--- Material for the task ---

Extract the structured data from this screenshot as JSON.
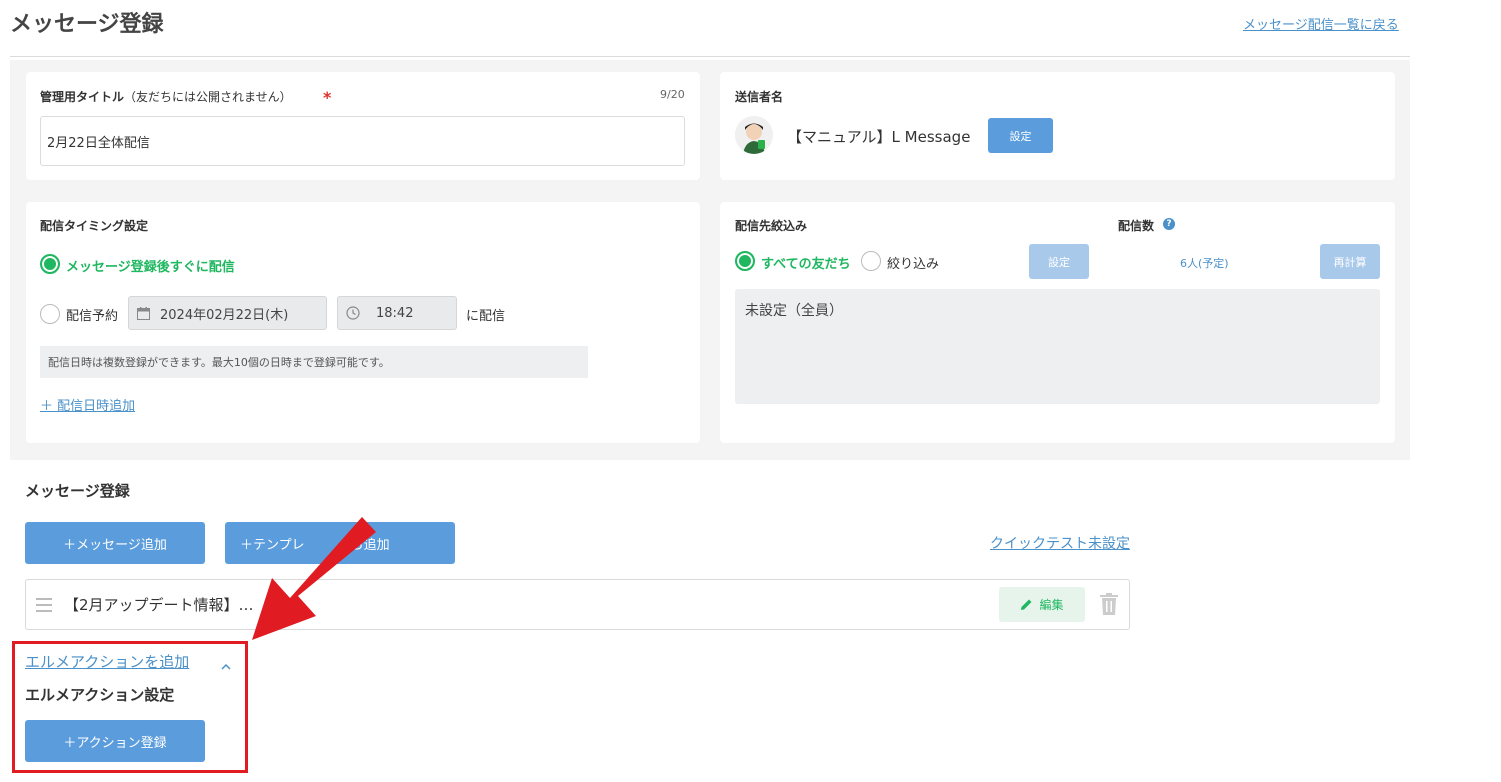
{
  "header": {
    "title": "メッセージ登録",
    "back_link": "メッセージ配信一覧に戻る"
  },
  "admin_title": {
    "label": "管理用タイトル",
    "sub_label": "（友だちには公開されません）",
    "required_mark": "*",
    "counter": "9/20",
    "value": "2月22日全体配信"
  },
  "sender": {
    "label": "送信者名",
    "name": "【マニュアル】L Message",
    "set_button": "設定"
  },
  "timing": {
    "label": "配信タイミング設定",
    "option_immediate": "メッセージ登録後すぐに配信",
    "option_scheduled": "配信予約",
    "date_value": "2024年02月22日(木)",
    "time_value": "18:42",
    "suffix": "に配信",
    "notice": "配信日時は複数登録ができます。最大10個の日時まで登録可能です。",
    "add_link": "＋ 配信日時追加"
  },
  "target": {
    "label": "配信先絞込み",
    "option_all": "すべての友だち",
    "option_filter": "絞り込み",
    "set_button": "設定",
    "count_label": "配信数",
    "help_icon": "?",
    "count_value": "6人(予定)",
    "recalc_button": "再計算",
    "summary": "未設定（全員）"
  },
  "message_section": {
    "heading": "メッセージ登録",
    "add_message_button": "＋メッセージ追加",
    "add_template_button_a": "＋テンプレ",
    "add_template_button_b": "ら追加",
    "quick_test_link": "クイックテスト未設定",
    "item_title": "【2月アップデート情報】…",
    "edit_button": "編集"
  },
  "action_section": {
    "add_link": "エルメアクションを追加",
    "heading": "エルメアクション設定",
    "register_button": "＋アクション登録"
  },
  "colors": {
    "accent_blue": "#5b9ddc",
    "green": "#1fb760",
    "highlight_red": "#e01b22"
  }
}
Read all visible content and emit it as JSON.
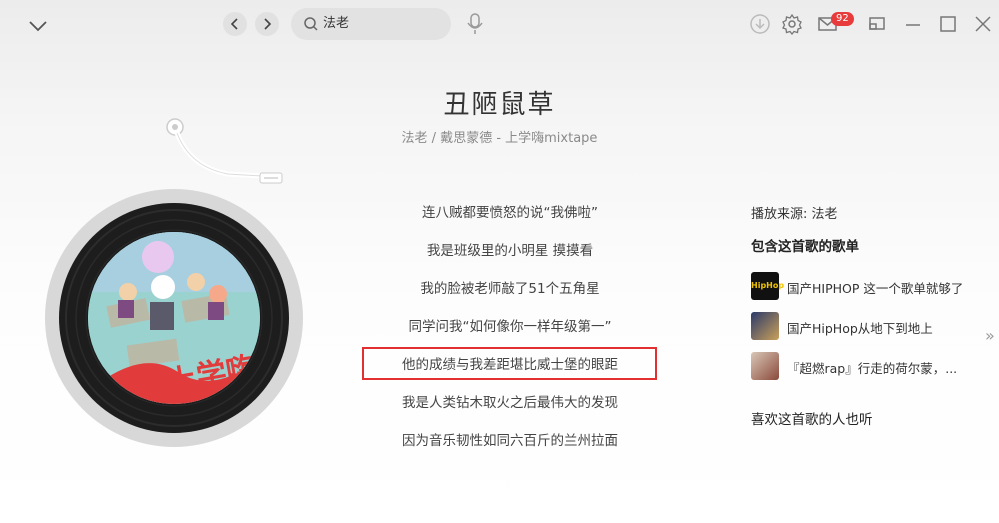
{
  "search": {
    "value": "法老"
  },
  "header": {
    "mail_badge": "92"
  },
  "song": {
    "title": "丑陋鼠草",
    "subtitle": "法老 / 戴思蒙德 - 上学嗨mixtape"
  },
  "lyrics": [
    "连八贼都要愤怒的说“我佛啦”",
    "我是班级里的小明星 摸摸看",
    "我的脸被老师敲了51个五角星",
    "同学问我“如何像你一样年级第一”",
    "他的成绩与我差距堪比威士堡的眼距",
    "我是人类钻木取火之后最伟大的发现",
    "因为音乐韧性如同六百斤的兰州拉面"
  ],
  "active_lyric_index": 4,
  "sidebar": {
    "source_label": "播放来源: 法老",
    "playlists_heading": "包含这首歌的歌单",
    "playlists": [
      {
        "title": "国产HIPHOP 这一个歌单就够了",
        "thumb_text": "HipHop"
      },
      {
        "title": "国产HipHop从地下到地上"
      },
      {
        "title": "『超燃rap』行走的荷尔蒙，..."
      }
    ],
    "also_listen_heading": "喜欢这首歌的人也听"
  },
  "album_art": {
    "text": "上学嗨"
  },
  "colors": {
    "accent_red": "#e23030",
    "badge_red": "#e83c3c"
  }
}
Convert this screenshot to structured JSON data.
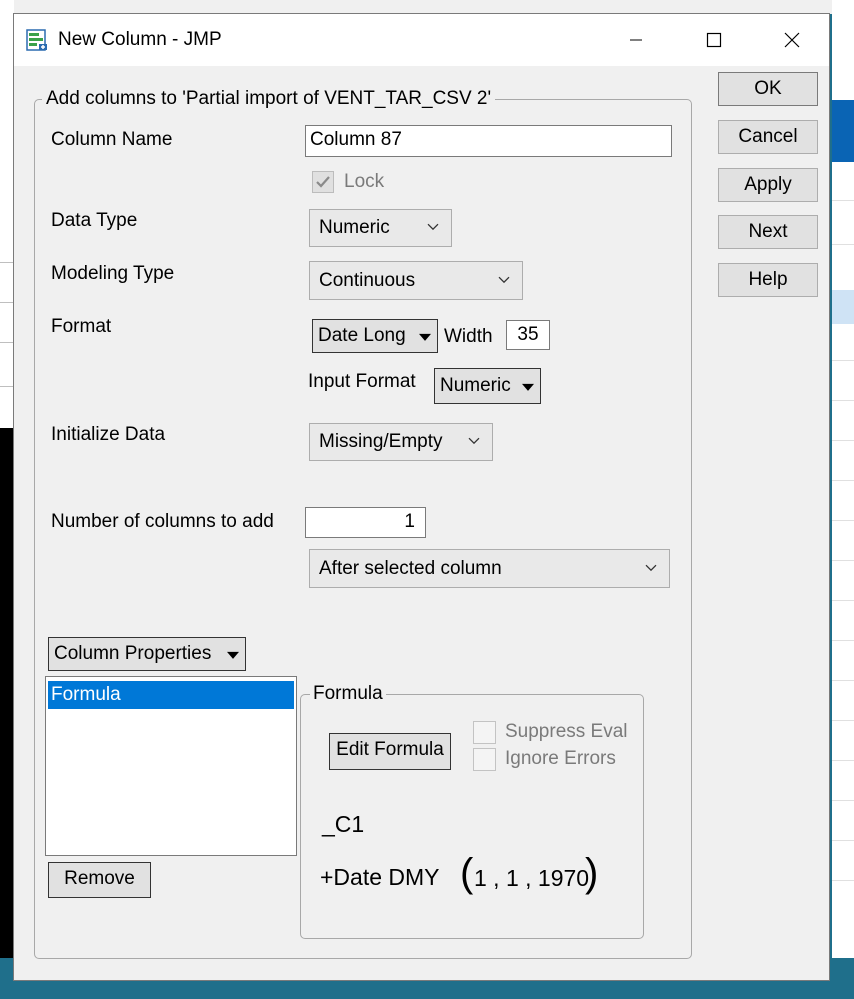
{
  "window": {
    "title": "New Column - JMP",
    "minimize_icon": "minimize-icon",
    "maximize_icon": "maximize-icon",
    "close_icon": "close-icon"
  },
  "group": {
    "legend": "Add columns to 'Partial import of VENT_TAR_CSV 2'"
  },
  "fields": {
    "column_name_label": "Column Name",
    "column_name_value": "Column 87",
    "lock_label": "Lock",
    "data_type_label": "Data Type",
    "data_type_value": "Numeric",
    "modeling_type_label": "Modeling Type",
    "modeling_type_value": "Continuous",
    "format_label": "Format",
    "format_value": "Date Long",
    "width_label": "Width",
    "width_value": "35",
    "input_format_label": "Input Format",
    "input_format_value": "Numeric",
    "initialize_label": "Initialize Data",
    "initialize_value": "Missing/Empty",
    "num_columns_label": "Number of columns to add",
    "num_columns_value": "1",
    "position_value": "After selected column"
  },
  "buttons": {
    "ok": "OK",
    "cancel": "Cancel",
    "apply": "Apply",
    "next": "Next",
    "help": "Help"
  },
  "properties": {
    "menu_label": "Column Properties",
    "list": [
      "Formula"
    ],
    "remove_label": "Remove"
  },
  "formula_panel": {
    "legend": "Formula",
    "edit_label": "Edit Formula",
    "suppress_eval_label": "Suppress Eval",
    "ignore_errors_label": "Ignore Errors",
    "line1": "_C1",
    "line2_prefix": "+Date DMY",
    "line2_args": "1 , 1 , 1970"
  },
  "colors": {
    "selection": "#0078d7",
    "dialog_bg": "#f0f0f0",
    "desktop": "#1f6f8b"
  }
}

---

▸ **Required work**: Output the entries above exactly, without their pictures.

▸ **Answer below**:
Extract the structured data from this screenshot as JSON.
{
  "header": {
    "title": "メッセージ登録",
    "back_link": "メッセージ配信一覧に戻る"
  },
  "admin_title": {
    "label": "管理用タイトル",
    "sub_label": "（友だちには公開されません）",
    "required_mark": "*",
    "counter": "9/20",
    "value": "2月22日全体配信"
  },
  "sender": {
    "label": "送信者名",
    "name": "【マニュアル】L Message",
    "set_button": "設定"
  },
  "timing": {
    "label": "配信タイミング設定",
    "option_immediate": "メッセージ登録後すぐに配信",
    "option_scheduled": "配信予約",
    "date_value": "2024年02月22日(木)",
    "time_value": "18:42",
    "suffix": "に配信",
    "notice": "配信日時は複数登録ができます。最大10個の日時まで登録可能です。",
    "add_link": "＋ 配信日時追加"
  },
  "target": {
    "label": "配信先絞込み",
    "option_all": "すべての友だち",
    "option_filter": "絞り込み",
    "set_button": "設定",
    "count_label": "配信数",
    "help_icon": "?",
    "count_value": "6人(予定)",
    "recalc_button": "再計算",
    "summary": "未設定（全員）"
  },
  "message_section": {
    "heading": "メッセージ登録",
    "add_message_button": "＋メッセージ追加",
    "add_template_button_a": "＋テンプレ",
    "add_template_button_b": "ら追加",
    "quick_test_link": "クイックテスト未設定",
    "item_title": "【2月アップデート情報】…",
    "edit_button": "編集"
  },
  "action_section": {
    "add_link": "エルメアクションを追加",
    "heading": "エルメアクション設定",
    "register_button": "＋アクション登録"
  },
  "colors": {
    "accent_blue": "#5b9ddc",
    "green": "#1fb760",
    "highlight_red": "#e01b22"
  }
}
Read all visible content and emit it as JSON.
{
  "search": {
    "value": "法老"
  },
  "header": {
    "mail_badge": "92"
  },
  "song": {
    "title": "丑陋鼠草",
    "subtitle": "法老 / 戴思蒙德 - 上学嗨mixtape"
  },
  "lyrics": [
    "连八贼都要愤怒的说“我佛啦”",
    "我是班级里的小明星 摸摸看",
    "我的脸被老师敲了51个五角星",
    "同学问我“如何像你一样年级第一”",
    "他的成绩与我差距堪比威士堡的眼距",
    "我是人类钻木取火之后最伟大的发现",
    "因为音乐韧性如同六百斤的兰州拉面"
  ],
  "active_lyric_index": 4,
  "sidebar": {
    "source_label": "播放来源: 法老",
    "playlists_heading": "包含这首歌的歌单",
    "playlists": [
      {
        "title": "国产HIPHOP 这一个歌单就够了",
        "thumb_text": "HipHop"
      },
      {
        "title": "国产HipHop从地下到地上"
      },
      {
        "title": "『超燃rap』行走的荷尔蒙，..."
      }
    ],
    "also_listen_heading": "喜欢这首歌的人也听"
  },
  "album_art": {
    "text": "上学嗨"
  },
  "colors": {
    "accent_red": "#e23030",
    "badge_red": "#e83c3c"
  }
}
Convert this screenshot to structured JSON data.
{
  "window": {
    "title": "New Column - JMP",
    "minimize_icon": "minimize-icon",
    "maximize_icon": "maximize-icon",
    "close_icon": "close-icon"
  },
  "group": {
    "legend": "Add columns to 'Partial import of VENT_TAR_CSV 2'"
  },
  "fields": {
    "column_name_label": "Column Name",
    "column_name_value": "Column 87",
    "lock_label": "Lock",
    "data_type_label": "Data Type",
    "data_type_value": "Numeric",
    "modeling_type_label": "Modeling Type",
    "modeling_type_value": "Continuous",
    "format_label": "Format",
    "format_value": "Date Long",
    "width_label": "Width",
    "width_value": "35",
    "input_format_label": "Input Format",
    "input_format_value": "Numeric",
    "initialize_label": "Initialize Data",
    "initialize_value": "Missing/Empty",
    "num_columns_label": "Number of columns to add",
    "num_columns_value": "1",
    "position_value": "After selected column"
  },
  "buttons": {
    "ok": "OK",
    "cancel": "Cancel",
    "apply": "Apply",
    "next": "Next",
    "help": "Help"
  },
  "properties": {
    "menu_label": "Column Properties",
    "list": [
      "Formula"
    ],
    "remove_label": "Remove"
  },
  "formula_panel": {
    "legend": "Formula",
    "edit_label": "Edit Formula",
    "suppress_eval_label": "Suppress Eval",
    "ignore_errors_label": "Ignore Errors",
    "line1": "_C1",
    "line2_prefix": "+Date DMY",
    "line2_args": "1 , 1 , 1970"
  },
  "colors": {
    "selection": "#0078d7",
    "dialog_bg": "#f0f0f0",
    "desktop": "#1f6f8b"
  }
}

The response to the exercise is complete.